Extracted records:
Begin
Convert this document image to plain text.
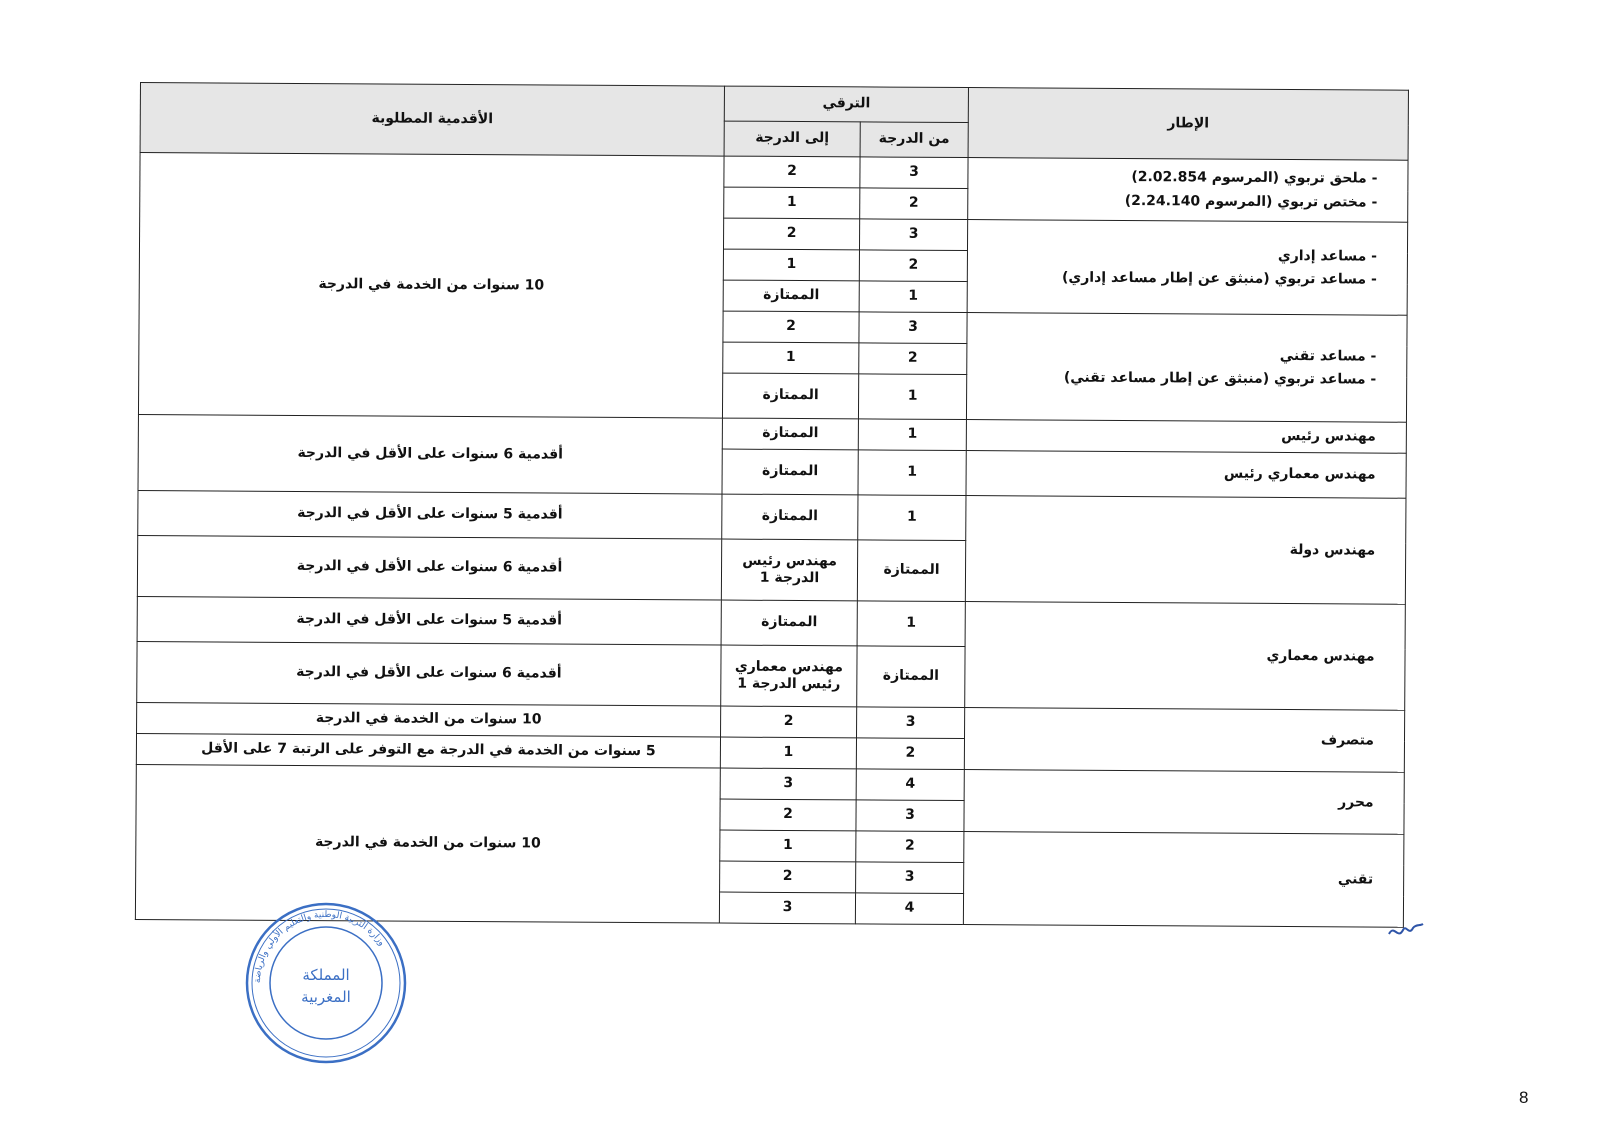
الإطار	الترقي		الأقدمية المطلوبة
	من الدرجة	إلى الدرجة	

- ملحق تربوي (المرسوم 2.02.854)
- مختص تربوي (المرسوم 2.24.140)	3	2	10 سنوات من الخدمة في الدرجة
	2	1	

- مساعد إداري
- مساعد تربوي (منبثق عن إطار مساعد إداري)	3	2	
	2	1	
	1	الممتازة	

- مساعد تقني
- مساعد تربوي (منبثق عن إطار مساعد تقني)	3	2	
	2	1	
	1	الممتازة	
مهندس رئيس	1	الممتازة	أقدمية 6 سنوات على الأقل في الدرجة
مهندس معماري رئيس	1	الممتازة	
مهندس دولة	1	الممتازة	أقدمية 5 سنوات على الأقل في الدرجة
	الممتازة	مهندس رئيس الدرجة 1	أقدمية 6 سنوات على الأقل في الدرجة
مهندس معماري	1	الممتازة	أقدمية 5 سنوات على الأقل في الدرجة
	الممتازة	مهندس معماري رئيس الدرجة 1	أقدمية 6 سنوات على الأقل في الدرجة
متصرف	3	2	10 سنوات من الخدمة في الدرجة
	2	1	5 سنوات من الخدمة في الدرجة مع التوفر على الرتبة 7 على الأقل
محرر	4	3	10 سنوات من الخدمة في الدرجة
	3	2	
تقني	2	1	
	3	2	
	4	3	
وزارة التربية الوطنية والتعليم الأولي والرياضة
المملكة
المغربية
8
End
Given problem: Copy the records exactly as they appear, excluding images.

Correct response:
Convert this document image to plain text.
الإطار	الترقي		الأقدمية المطلوبة
	من الدرجة	إلى الدرجة	

- ملحق تربوي (المرسوم 2.02.854)
- مختص تربوي (المرسوم 2.24.140)	3	2	10 سنوات من الخدمة في الدرجة
	2	1	

- مساعد إداري
- مساعد تربوي (منبثق عن إطار مساعد إداري)	3	2	
	2	1	
	1	الممتازة	

- مساعد تقني
- مساعد تربوي (منبثق عن إطار مساعد تقني)	3	2	
	2	1	
	1	الممتازة	
مهندس رئيس	1	الممتازة	أقدمية 6 سنوات على الأقل في الدرجة
مهندس معماري رئيس	1	الممتازة	
مهندس دولة	1	الممتازة	أقدمية 5 سنوات على الأقل في الدرجة
	الممتازة	مهندس رئيس الدرجة 1	أقدمية 6 سنوات على الأقل في الدرجة
مهندس معماري	1	الممتازة	أقدمية 5 سنوات على الأقل في الدرجة
	الممتازة	مهندس معماري رئيس الدرجة 1	أقدمية 6 سنوات على الأقل في الدرجة
متصرف	3	2	10 سنوات من الخدمة في الدرجة
	2	1	5 سنوات من الخدمة في الدرجة مع التوفر على الرتبة 7 على الأقل
محرر	4	3	10 سنوات من الخدمة في الدرجة
	3	2	
تقني	2	1	
	3	2	
	4	3	
وزارة التربية الوطنية والتعليم الأولي والرياضة
المملكة
المغربية
8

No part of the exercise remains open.